— Begin Records for processing —

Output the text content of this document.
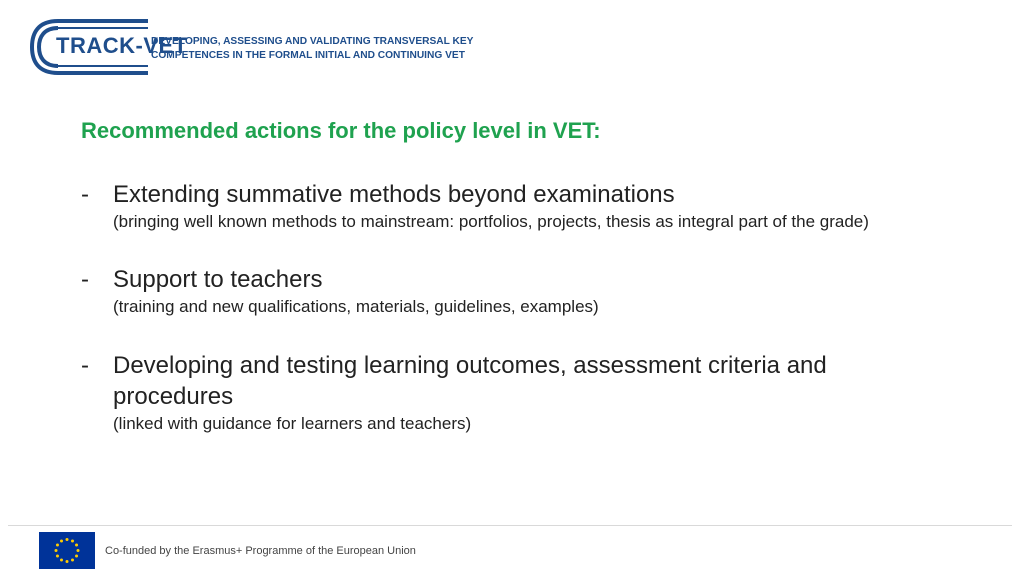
TRACK-VET
DEVELOPING, ASSESSING AND VALIDATING TRANSVERSAL KEY
COMPETENCES IN THE FORMAL INITIAL AND CONTINUING VET
Recommended actions for the policy level in VET:
- Extending summative methods beyond examinations
(bringing well known methods to mainstream: portfolios, projects, thesis as integral part of the grade)
- Support to teachers
(training and new qualifications, materials, guidelines, examples)
- Developing and testing learning outcomes, assessment criteria and procedures
(linked with guidance for learners and teachers)
Co-funded by the Erasmus+ Programme of the European Union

— End Records for processing —

Gather each line in the data that holds the string "teachers".

▶ **Answer to this exercise**
- Support to teachers
(linked with guidance for learners and teachers)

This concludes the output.